* Source excerpt:
========
Do we want our politics to
be religiously inspiring, or do we want our politics to be a dry but
magnanimous affair that manages religiously inspiring ideas, movements and groups?
Is the former dangerous? Is the latter? And do we want religion to sustain
order or to subvert it? Does religion serve a function at all or is it a
dangerous destructive force to be tamed or restrained? And is religion supposed
to unite people or simply to serve the needs of individuals? Some of these
questions Georges Bataille devoted his life to answering, the rest are
unavoidable consequences of his work. For Bataille they also happen to be the
most important questions there are to ask since we all of us will be religious,
one way or another: ‘WE ARE FEROCIOUSLY RELIGIOUS’ (Bataille 1985: 179).
Bataille did not simply
intellectually assent to the notion of all of us being religious in one way or
another; religion was an inescapable part of his life. Raised by a family not
atheist but without any religious observance, Bataille converted to Catholicism
at the age of seventeen and briefly attended a Catholic seminary. Although he
quit the seminary and fully renounced Christianity in his mid-twenties, Bataille
was to become successively more devout as his life continued – devout not to
any established religion but to a concatenation of mythic ideas, some borrowed,
some invented. While Bataille renounced dogmatic religion, he clearly felt a
need for religious observance. This dialectical opposition, central to the way
Bataille understood himself, was also the secret to his creative social theory,
his life of works seeking synthesis.
The dialectical opposition –
‘I MYSELF AM AT WAR’ - manifested itself in two opposing institutions: Acephale ("headless") and the College de Sociologie (quoted in Stoekl 1985: xxiii). Acephale was a secret
society that met at ‘a tree struck by lightening – a point of intersect between
lower…and higher forces’ (Stoekl 1985: xxii). While Acephal produced
publications, it had no political objectives, its central task being 'the rebirth of myth and the touching off in society of an explosion of the primitive communal drives leading to sacrifice' (Stoekl 1985: xix). On the other hand, ‘the College was
meant to study the tendencies of man that the Acephale group hoped somehow to
spark’ (Stoekl 1985: xx). It had a clear political objective: to reignite a
dynamic sense of community in society; the College sought a post-Christian civil
religion.
The Acephalic Man depicted on the front cover of Acephale magazine (Andre Masson 1936) |
Now that we have an
understanding of this dual life, we can turn to look at the questions that arose
out of it. The intention of this article is to fuel discussion. So rather than
seeking to answer these questions, I am going to flesh them out with regards to
politics in the UK at present.
========
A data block
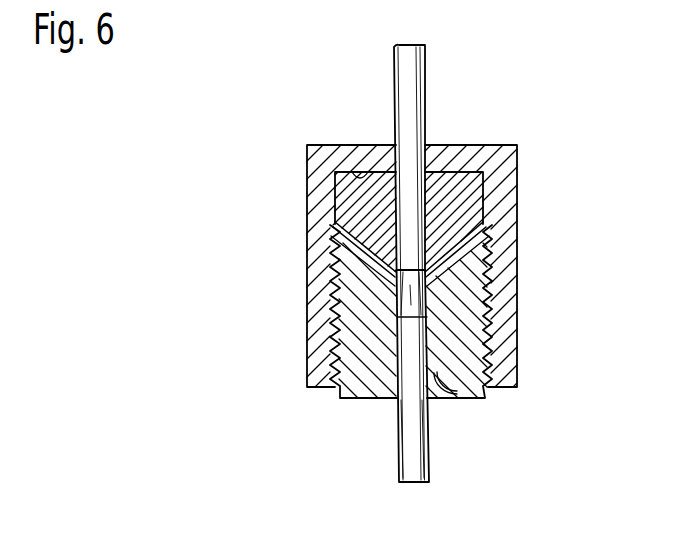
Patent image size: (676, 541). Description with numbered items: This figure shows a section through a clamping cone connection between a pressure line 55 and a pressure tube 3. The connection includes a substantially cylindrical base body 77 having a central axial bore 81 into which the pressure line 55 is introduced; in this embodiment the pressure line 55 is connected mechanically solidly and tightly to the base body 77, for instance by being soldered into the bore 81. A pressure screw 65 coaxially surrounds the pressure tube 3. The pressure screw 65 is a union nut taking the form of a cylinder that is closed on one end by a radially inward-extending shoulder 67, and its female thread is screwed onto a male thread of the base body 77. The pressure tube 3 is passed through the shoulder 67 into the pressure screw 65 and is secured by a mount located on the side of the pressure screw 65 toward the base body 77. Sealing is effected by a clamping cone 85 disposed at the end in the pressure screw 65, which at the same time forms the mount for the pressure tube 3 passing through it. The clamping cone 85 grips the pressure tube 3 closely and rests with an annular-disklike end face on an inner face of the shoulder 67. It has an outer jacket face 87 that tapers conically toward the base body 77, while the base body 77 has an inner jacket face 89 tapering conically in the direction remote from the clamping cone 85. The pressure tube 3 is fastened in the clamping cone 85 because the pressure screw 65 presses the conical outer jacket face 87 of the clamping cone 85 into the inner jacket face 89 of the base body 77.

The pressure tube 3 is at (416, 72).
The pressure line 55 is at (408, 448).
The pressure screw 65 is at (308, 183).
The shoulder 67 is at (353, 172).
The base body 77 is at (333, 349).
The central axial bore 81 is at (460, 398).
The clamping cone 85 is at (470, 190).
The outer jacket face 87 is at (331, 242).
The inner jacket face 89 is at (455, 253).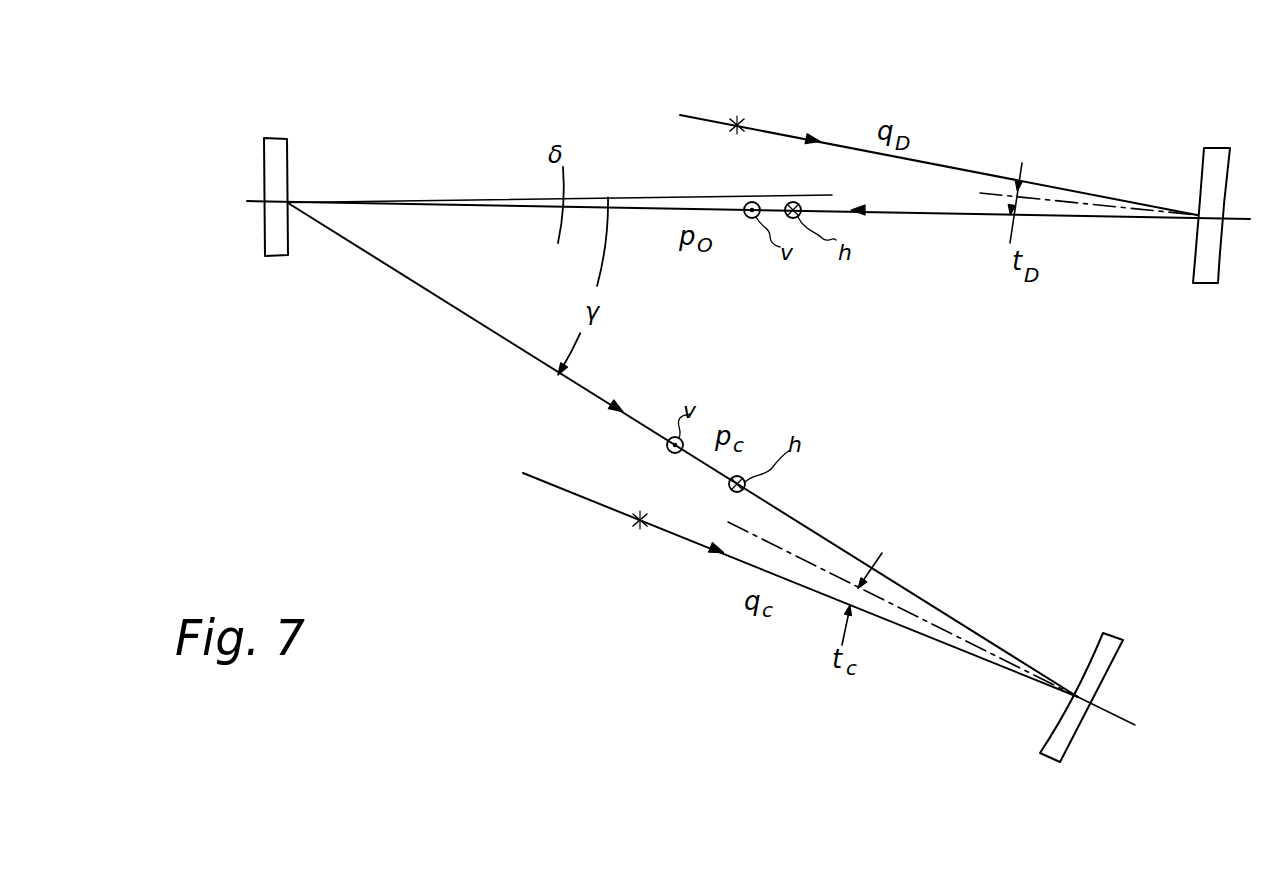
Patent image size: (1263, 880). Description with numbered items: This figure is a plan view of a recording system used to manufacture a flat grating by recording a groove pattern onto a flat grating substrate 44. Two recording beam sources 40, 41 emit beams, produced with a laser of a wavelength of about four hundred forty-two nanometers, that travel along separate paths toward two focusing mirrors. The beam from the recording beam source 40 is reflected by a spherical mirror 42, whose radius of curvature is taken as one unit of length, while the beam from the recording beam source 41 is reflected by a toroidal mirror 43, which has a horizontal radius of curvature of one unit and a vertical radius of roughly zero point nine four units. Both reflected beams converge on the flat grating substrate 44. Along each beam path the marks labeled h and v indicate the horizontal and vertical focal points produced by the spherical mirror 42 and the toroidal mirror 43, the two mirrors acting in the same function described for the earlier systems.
========
* Task to complete:
From the passage on Bataille and religion, copy word for word the part that begins with the words "The Acephalic Man" and ends with "UK at present.". These items are separate from the passage on Bataille and religion and have no connection to it.

* Result:
The Acephalic Man depicted on the front cover of Acephale magazine (Andre Masson 1936) |
Now that we have an
understanding of this dual life, we can turn to look at the questions that arose
out of it. The intention of this article is to fuel discussion. So rather than
seeking to answer these questions, I am going to flesh them out with regards to
politics in the UK at present.